* WORK INSTRUCTIONS:
All of the lines below are to be printed again exactly; images are excluded from the output.

* MATERIAL TO PROCESS:
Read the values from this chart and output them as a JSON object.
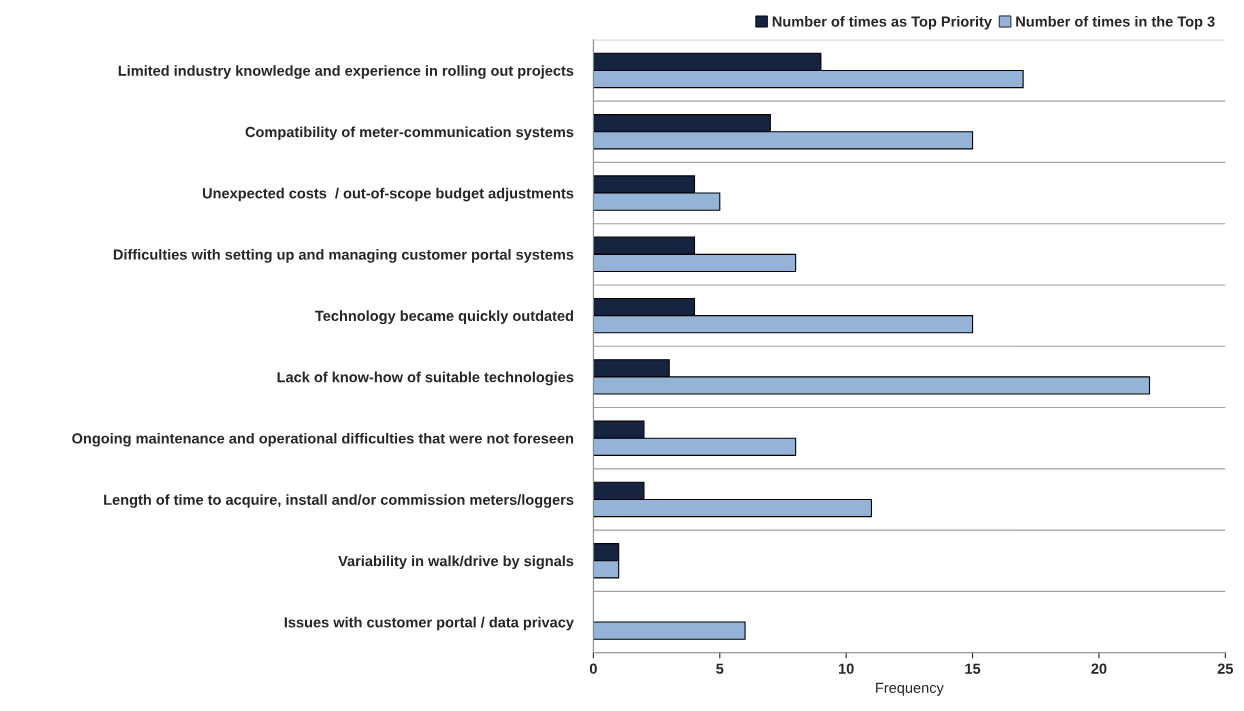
{
  "chart_data": {
    "type": "bar",
    "orientation": "horizontal",
    "xlabel": "Frequency",
    "categories": [
      "Limited industry knowledge and experience in rolling out projects",
      "Compatibility of meter-communication systems",
      "Unexpected costs  / out-of-scope budget adjustments",
      "Difficulties with setting up and managing customer portal systems",
      "Technology became quickly outdated",
      "Lack of know-how of suitable technologies",
      "Ongoing maintenance and operational difficulties that were not foreseen",
      "Length of time to acquire, install and/or commission meters/loggers",
      "Variability in walk/drive by signals",
      "Issues with customer portal / data privacy"
    ],
    "series": [
      {
        "name": "Number of times as Top Priority",
        "color": "#16243f",
        "values": [
          9,
          7,
          4,
          4,
          4,
          3,
          2,
          2,
          1,
          null
        ]
      },
      {
        "name": "Number of times in the Top 3",
        "color": "#95b3d7",
        "values": [
          17,
          15,
          5,
          8,
          15,
          22,
          8,
          11,
          1,
          6
        ]
      }
    ],
    "xlim": [
      0,
      25
    ],
    "xticks": [
      0,
      5,
      10,
      15,
      20,
      25
    ],
    "grid": "y",
    "legend": "top right"
  }
}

* OUTPUT OF THE TASK:
Read the values from this chart and output them as a JSON object.
{
  "chart_data": {
    "type": "bar",
    "orientation": "horizontal",
    "xlabel": "Frequency",
    "categories": [
      "Limited industry knowledge and experience in rolling out projects",
      "Compatibility of meter-communication systems",
      "Unexpected costs  / out-of-scope budget adjustments",
      "Difficulties with setting up and managing customer portal systems",
      "Technology became quickly outdated",
      "Lack of know-how of suitable technologies",
      "Ongoing maintenance and operational difficulties that were not foreseen",
      "Length of time to acquire, install and/or commission meters/loggers",
      "Variability in walk/drive by signals",
      "Issues with customer portal / data privacy"
    ],
    "series": [
      {
        "name": "Number of times as Top Priority",
        "color": "#16243f",
        "values": [
          9,
          7,
          4,
          4,
          4,
          3,
          2,
          2,
          1,
          null
        ]
      },
      {
        "name": "Number of times in the Top 3",
        "color": "#95b3d7",
        "values": [
          17,
          15,
          5,
          8,
          15,
          22,
          8,
          11,
          1,
          6
        ]
      }
    ],
    "xlim": [
      0,
      25
    ],
    "xticks": [
      0,
      5,
      10,
      15,
      20,
      25
    ],
    "grid": "y",
    "legend": "top right"
  }
}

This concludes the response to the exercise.